start DATASET ENTRIES

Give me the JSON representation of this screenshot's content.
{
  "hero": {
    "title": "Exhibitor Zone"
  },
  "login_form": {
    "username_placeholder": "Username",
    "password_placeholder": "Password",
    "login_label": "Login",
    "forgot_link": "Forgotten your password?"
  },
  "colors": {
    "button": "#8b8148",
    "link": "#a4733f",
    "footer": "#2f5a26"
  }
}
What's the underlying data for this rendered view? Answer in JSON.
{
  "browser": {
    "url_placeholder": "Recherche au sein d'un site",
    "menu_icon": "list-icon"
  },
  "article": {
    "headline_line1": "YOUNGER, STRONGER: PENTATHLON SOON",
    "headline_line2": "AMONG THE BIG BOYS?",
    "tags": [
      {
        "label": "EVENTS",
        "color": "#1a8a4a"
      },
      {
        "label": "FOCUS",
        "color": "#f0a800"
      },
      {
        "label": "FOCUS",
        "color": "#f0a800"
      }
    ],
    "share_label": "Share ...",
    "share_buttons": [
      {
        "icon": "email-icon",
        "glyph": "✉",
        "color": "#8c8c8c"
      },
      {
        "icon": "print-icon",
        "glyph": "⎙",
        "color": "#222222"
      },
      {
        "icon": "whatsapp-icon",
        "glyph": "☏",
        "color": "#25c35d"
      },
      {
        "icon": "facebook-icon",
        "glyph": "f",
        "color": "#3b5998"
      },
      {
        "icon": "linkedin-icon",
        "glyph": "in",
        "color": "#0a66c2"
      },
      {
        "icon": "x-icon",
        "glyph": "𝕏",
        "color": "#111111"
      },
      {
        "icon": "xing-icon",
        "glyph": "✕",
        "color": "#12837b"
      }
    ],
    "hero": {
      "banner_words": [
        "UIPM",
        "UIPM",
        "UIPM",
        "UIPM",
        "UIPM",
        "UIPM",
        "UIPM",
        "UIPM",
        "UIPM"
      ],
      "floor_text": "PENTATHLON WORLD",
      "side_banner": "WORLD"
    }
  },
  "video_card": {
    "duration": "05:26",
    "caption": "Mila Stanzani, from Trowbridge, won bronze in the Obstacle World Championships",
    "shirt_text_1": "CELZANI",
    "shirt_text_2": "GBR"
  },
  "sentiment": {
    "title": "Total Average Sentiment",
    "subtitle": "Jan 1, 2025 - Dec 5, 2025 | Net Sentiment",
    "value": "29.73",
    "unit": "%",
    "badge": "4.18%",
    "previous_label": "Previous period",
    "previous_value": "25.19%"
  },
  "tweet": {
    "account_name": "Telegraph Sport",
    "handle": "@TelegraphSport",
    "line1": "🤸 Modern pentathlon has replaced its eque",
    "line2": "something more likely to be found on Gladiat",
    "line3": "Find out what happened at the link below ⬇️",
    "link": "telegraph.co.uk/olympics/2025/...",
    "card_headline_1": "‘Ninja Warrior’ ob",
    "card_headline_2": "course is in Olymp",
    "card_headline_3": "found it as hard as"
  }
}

end DATASET ENTRIES

**WRITTEN TASK**
Reproduce the data in its entirety, matching each character.

**EXPECTED ANSWER**
Give me the JSON representation of this screenshot's content.
{
  "hero": {
    "title": "Exhibitor Zone"
  },
  "login_form": {
    "username_placeholder": "Username",
    "password_placeholder": "Password",
    "login_label": "Login",
    "forgot_link": "Forgotten your password?"
  },
  "colors": {
    "button": "#8b8148",
    "link": "#a4733f",
    "footer": "#2f5a26"
  }
}
What's the underlying data for this rendered view? Answer in JSON.
{
  "browser": {
    "url_placeholder": "Recherche au sein d'un site",
    "menu_icon": "list-icon"
  },
  "article": {
    "headline_line1": "YOUNGER, STRONGER: PENTATHLON SOON",
    "headline_line2": "AMONG THE BIG BOYS?",
    "tags": [
      {
        "label": "EVENTS",
        "color": "#1a8a4a"
      },
      {
        "label": "FOCUS",
        "color": "#f0a800"
      },
      {
        "label": "FOCUS",
        "color": "#f0a800"
      }
    ],
    "share_label": "Share ...",
    "share_buttons": [
      {
        "icon": "email-icon",
        "glyph": "✉",
        "color": "#8c8c8c"
      },
      {
        "icon": "print-icon",
        "glyph": "⎙",
        "color": "#222222"
      },
      {
        "icon": "whatsapp-icon",
        "glyph": "☏",
        "color": "#25c35d"
      },
      {
        "icon": "facebook-icon",
        "glyph": "f",
        "color": "#3b5998"
      },
      {
        "icon": "linkedin-icon",
        "glyph": "in",
        "color": "#0a66c2"
      },
      {
        "icon": "x-icon",
        "glyph": "𝕏",
        "color": "#111111"
      },
      {
        "icon": "xing-icon",
        "glyph": "✕",
        "color": "#12837b"
      }
    ],
    "hero": {
      "banner_words": [
        "UIPM",
        "UIPM",
        "UIPM",
        "UIPM",
        "UIPM",
        "UIPM",
        "UIPM",
        "UIPM",
        "UIPM"
      ],
      "floor_text": "PENTATHLON WORLD",
      "side_banner": "WORLD"
    }
  },
  "video_card": {
    "duration": "05:26",
    "caption": "Mila Stanzani, from Trowbridge, won bronze in the Obstacle World Championships",
    "shirt_text_1": "CELZANI",
    "shirt_text_2": "GBR"
  },
  "sentiment": {
    "title": "Total Average Sentiment",
    "subtitle": "Jan 1, 2025 - Dec 5, 2025 | Net Sentiment",
    "value": "29.73",
    "unit": "%",
    "badge": "4.18%",
    "previous_label": "Previous period",
    "previous_value": "25.19%"
  },
  "tweet": {
    "account_name": "Telegraph Sport",
    "handle": "@TelegraphSport",
    "line1": "🤸 Modern pentathlon has replaced its eque",
    "line2": "something more likely to be found on Gladiat",
    "line3": "Find out what happened at the link below ⬇️",
    "link": "telegraph.co.uk/olympics/2025/...",
    "card_headline_1": "‘Ninja Warrior’ ob",
    "card_headline_2": "course is in Olymp",
    "card_headline_3": "found it as hard as"
  }
}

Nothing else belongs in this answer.